→ Exercise description
Reproduce all records exactly.

→ Material supplied
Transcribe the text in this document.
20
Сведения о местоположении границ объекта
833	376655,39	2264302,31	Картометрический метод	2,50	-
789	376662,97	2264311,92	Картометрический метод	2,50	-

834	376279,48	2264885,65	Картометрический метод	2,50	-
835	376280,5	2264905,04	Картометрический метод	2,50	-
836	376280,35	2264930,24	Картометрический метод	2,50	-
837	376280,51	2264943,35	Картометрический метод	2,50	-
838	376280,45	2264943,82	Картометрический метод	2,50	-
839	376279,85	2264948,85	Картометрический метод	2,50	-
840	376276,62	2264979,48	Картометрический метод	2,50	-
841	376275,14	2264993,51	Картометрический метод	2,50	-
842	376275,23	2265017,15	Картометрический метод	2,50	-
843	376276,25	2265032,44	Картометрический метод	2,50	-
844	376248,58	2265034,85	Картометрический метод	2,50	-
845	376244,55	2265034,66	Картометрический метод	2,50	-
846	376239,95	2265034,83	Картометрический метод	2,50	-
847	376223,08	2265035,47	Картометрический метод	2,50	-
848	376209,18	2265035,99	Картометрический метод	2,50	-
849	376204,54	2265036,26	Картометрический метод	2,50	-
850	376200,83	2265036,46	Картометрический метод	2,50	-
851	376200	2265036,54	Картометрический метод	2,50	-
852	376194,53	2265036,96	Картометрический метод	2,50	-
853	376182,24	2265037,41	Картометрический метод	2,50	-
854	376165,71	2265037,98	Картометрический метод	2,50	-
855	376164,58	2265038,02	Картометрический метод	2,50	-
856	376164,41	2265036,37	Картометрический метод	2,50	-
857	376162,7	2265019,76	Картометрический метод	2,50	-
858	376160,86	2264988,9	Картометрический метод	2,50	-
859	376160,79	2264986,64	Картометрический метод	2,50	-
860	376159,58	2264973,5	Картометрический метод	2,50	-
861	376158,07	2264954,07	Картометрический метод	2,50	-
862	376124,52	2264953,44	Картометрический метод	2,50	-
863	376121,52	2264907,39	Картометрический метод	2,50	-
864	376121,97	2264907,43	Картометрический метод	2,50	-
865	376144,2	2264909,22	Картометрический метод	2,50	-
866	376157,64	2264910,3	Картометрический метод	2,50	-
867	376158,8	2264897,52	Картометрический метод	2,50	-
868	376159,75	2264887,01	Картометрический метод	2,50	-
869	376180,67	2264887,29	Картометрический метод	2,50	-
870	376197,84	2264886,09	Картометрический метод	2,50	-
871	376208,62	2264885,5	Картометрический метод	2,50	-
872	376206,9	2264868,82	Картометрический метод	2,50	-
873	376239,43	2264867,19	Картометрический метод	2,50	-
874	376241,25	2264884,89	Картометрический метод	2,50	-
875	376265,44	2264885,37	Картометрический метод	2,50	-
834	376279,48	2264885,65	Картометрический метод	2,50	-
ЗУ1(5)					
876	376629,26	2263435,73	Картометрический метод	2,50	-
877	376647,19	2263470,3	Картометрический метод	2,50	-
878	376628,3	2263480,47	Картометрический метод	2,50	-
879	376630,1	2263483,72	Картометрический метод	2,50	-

→ Answer for this exercise
Transcribe the text in this document.
20
Сведения о местоположении границ объекта
833	376655,39	2264302,31	Картометрический метод	2,50	-
789	376662,97	2264311,92	Картометрический метод	2,50	-

834	376279,48	2264885,65	Картометрический метод	2,50	-
835	376280,5	2264905,04	Картометрический метод	2,50	-
836	376280,35	2264930,24	Картометрический метод	2,50	-
837	376280,51	2264943,35	Картометрический метод	2,50	-
838	376280,45	2264943,82	Картометрический метод	2,50	-
839	376279,85	2264948,85	Картометрический метод	2,50	-
840	376276,62	2264979,48	Картометрический метод	2,50	-
841	376275,14	2264993,51	Картометрический метод	2,50	-
842	376275,23	2265017,15	Картометрический метод	2,50	-
843	376276,25	2265032,44	Картометрический метод	2,50	-
844	376248,58	2265034,85	Картометрический метод	2,50	-
845	376244,55	2265034,66	Картометрический метод	2,50	-
846	376239,95	2265034,83	Картометрический метод	2,50	-
847	376223,08	2265035,47	Картометрический метод	2,50	-
848	376209,18	2265035,99	Картометрический метод	2,50	-
849	376204,54	2265036,26	Картометрический метод	2,50	-
850	376200,83	2265036,46	Картометрический метод	2,50	-
851	376200	2265036,54	Картометрический метод	2,50	-
852	376194,53	2265036,96	Картометрический метод	2,50	-
853	376182,24	2265037,41	Картометрический метод	2,50	-
854	376165,71	2265037,98	Картометрический метод	2,50	-
855	376164,58	2265038,02	Картометрический метод	2,50	-
856	376164,41	2265036,37	Картометрический метод	2,50	-
857	376162,7	2265019,76	Картометрический метод	2,50	-
858	376160,86	2264988,9	Картометрический метод	2,50	-
859	376160,79	2264986,64	Картометрический метод	2,50	-
860	376159,58	2264973,5	Картометрический метод	2,50	-
861	376158,07	2264954,07	Картометрический метод	2,50	-
862	376124,52	2264953,44	Картометрический метод	2,50	-
863	376121,52	2264907,39	Картометрический метод	2,50	-
864	376121,97	2264907,43	Картометрический метод	2,50	-
865	376144,2	2264909,22	Картометрический метод	2,50	-
866	376157,64	2264910,3	Картометрический метод	2,50	-
867	376158,8	2264897,52	Картометрический метод	2,50	-
868	376159,75	2264887,01	Картометрический метод	2,50	-
869	376180,67	2264887,29	Картометрический метод	2,50	-
870	376197,84	2264886,09	Картометрический метод	2,50	-
871	376208,62	2264885,5	Картометрический метод	2,50	-
872	376206,9	2264868,82	Картометрический метод	2,50	-
873	376239,43	2264867,19	Картометрический метод	2,50	-
874	376241,25	2264884,89	Картометрический метод	2,50	-
875	376265,44	2264885,37	Картометрический метод	2,50	-
834	376279,48	2264885,65	Картометрический метод	2,50	-
ЗУ1(5)					
876	376629,26	2263435,73	Картометрический метод	2,50	-
877	376647,19	2263470,3	Картометрический метод	2,50	-
878	376628,3	2263480,47	Картометрический метод	2,50	-
879	376630,1	2263483,72	Картометрический метод	2,50	-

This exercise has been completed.